Skip the images. Copy the records exactly as written.

-----

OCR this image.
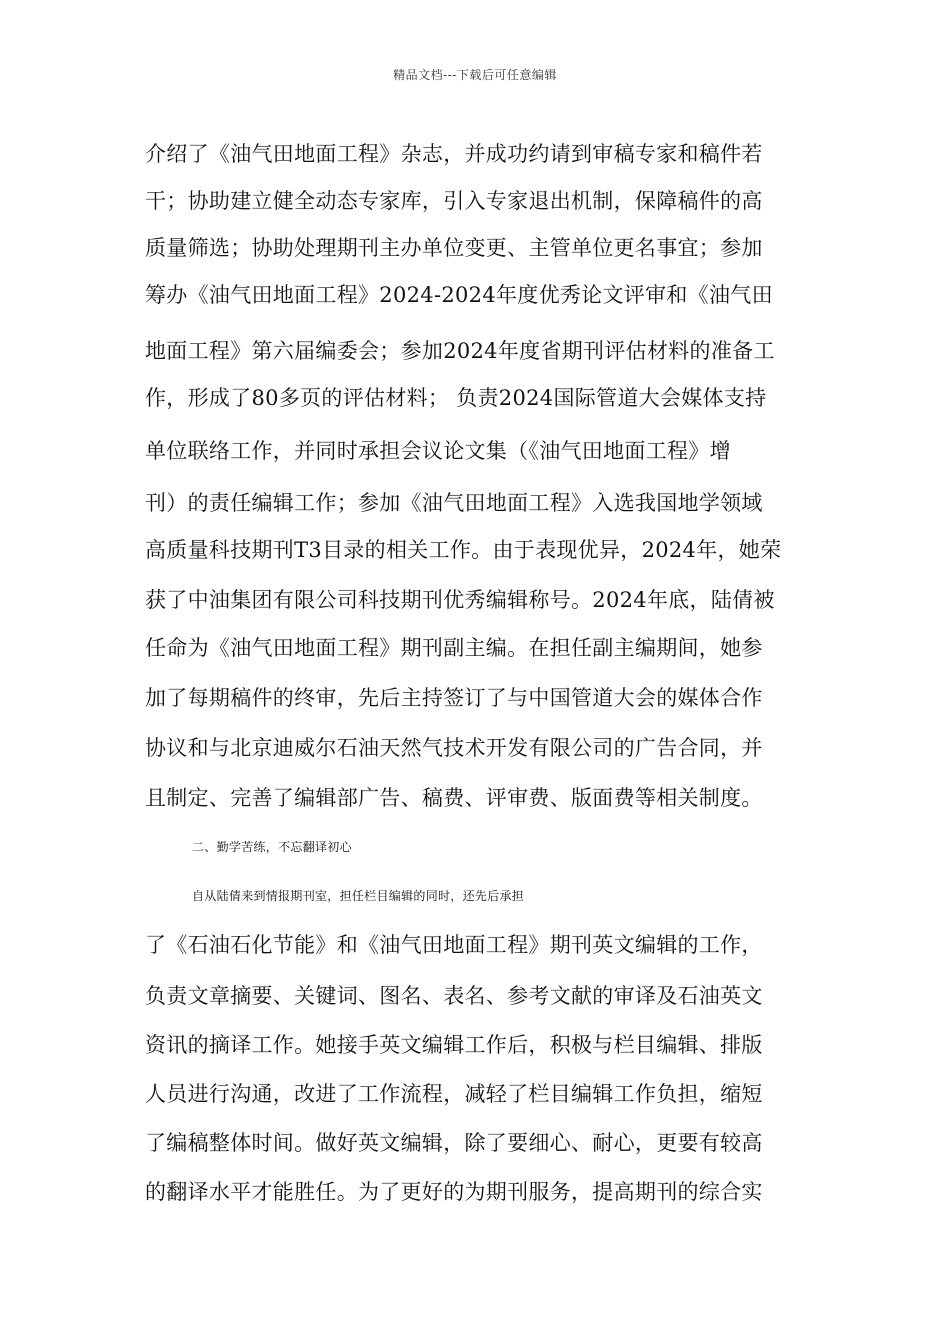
精品文档---下载后可任意编辑
介绍了《油气田地面工程》杂志，并成功约请到审稿专家和稿件若
干；协助建立健全动态专家库，引入专家退出机制，保障稿件的高
质量筛选；协助处理期刊主办单位变更、主管单位更名事宜；参加
筹办《油气田地面工程》2024-2024年度优秀论文评审和《油气田
地面工程》第六届编委会；参加2024年度省期刊评估材料的准备工
作，形成了80多页的评估材料； 负责2024国际管道大会媒体支持
单位联络工作，并同时承担会议论文集（《油气田地面工程》增
刊）的责任编辑工作；参加《油气田地面工程》入选我国地学领域
高质量科技期刊T3目录的相关工作。由于表现优异，2024年，她荣
获了中油集团有限公司科技期刊优秀编辑称号。2024年底，陆倩被
任命为《油气田地面工程》期刊副主编。在担任副主编期间，她参
加了每期稿件的终审，先后主持签订了与中国管道大会的媒体合作
协议和与北京迪威尔石油天然气技术开发有限公司的广告合同，并
且制定、完善了编辑部广告、稿费、评审费、版面费等相关制度。
二、勤学苦练，不忘翻译初心
自从陆倩来到情报期刊室，担任栏目编辑的同时，还先后承担
了《石油石化节能》和《油气田地面工程》期刊英文编辑的工作，
负责文章摘要、关键词、图名、表名、参考文献的审译及石油英文
资讯的摘译工作。她接手英文编辑工作后，积极与栏目编辑、排版
人员进行沟通，改进了工作流程，减轻了栏目编辑工作负担，缩短
了编稿整体时间。做好英文编辑，除了要细心、耐心，更要有较高
的翻译水平才能胜任。为了更好的为期刊服务，提高期刊的综合实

-----

» **Correct answer**
OCR this image.
精品文档---下载后可任意编辑
介绍了《油气田地面工程》杂志，并成功约请到审稿专家和稿件若
干；协助建立健全动态专家库，引入专家退出机制，保障稿件的高
质量筛选；协助处理期刊主办单位变更、主管单位更名事宜；参加
筹办《油气田地面工程》2024-2024年度优秀论文评审和《油气田
地面工程》第六届编委会；参加2024年度省期刊评估材料的准备工
作，形成了80多页的评估材料； 负责2024国际管道大会媒体支持
单位联络工作，并同时承担会议论文集（《油气田地面工程》增
刊）的责任编辑工作；参加《油气田地面工程》入选我国地学领域
高质量科技期刊T3目录的相关工作。由于表现优异，2024年，她荣
获了中油集团有限公司科技期刊优秀编辑称号。2024年底，陆倩被
任命为《油气田地面工程》期刊副主编。在担任副主编期间，她参
加了每期稿件的终审，先后主持签订了与中国管道大会的媒体合作
协议和与北京迪威尔石油天然气技术开发有限公司的广告合同，并
且制定、完善了编辑部广告、稿费、评审费、版面费等相关制度。
二、勤学苦练，不忘翻译初心
自从陆倩来到情报期刊室，担任栏目编辑的同时，还先后承担
了《石油石化节能》和《油气田地面工程》期刊英文编辑的工作，
负责文章摘要、关键词、图名、表名、参考文献的审译及石油英文
资讯的摘译工作。她接手英文编辑工作后，积极与栏目编辑、排版
人员进行沟通，改进了工作流程，减轻了栏目编辑工作负担，缩短
了编稿整体时间。做好英文编辑，除了要细心、耐心，更要有较高
的翻译水平才能胜任。为了更好的为期刊服务，提高期刊的综合实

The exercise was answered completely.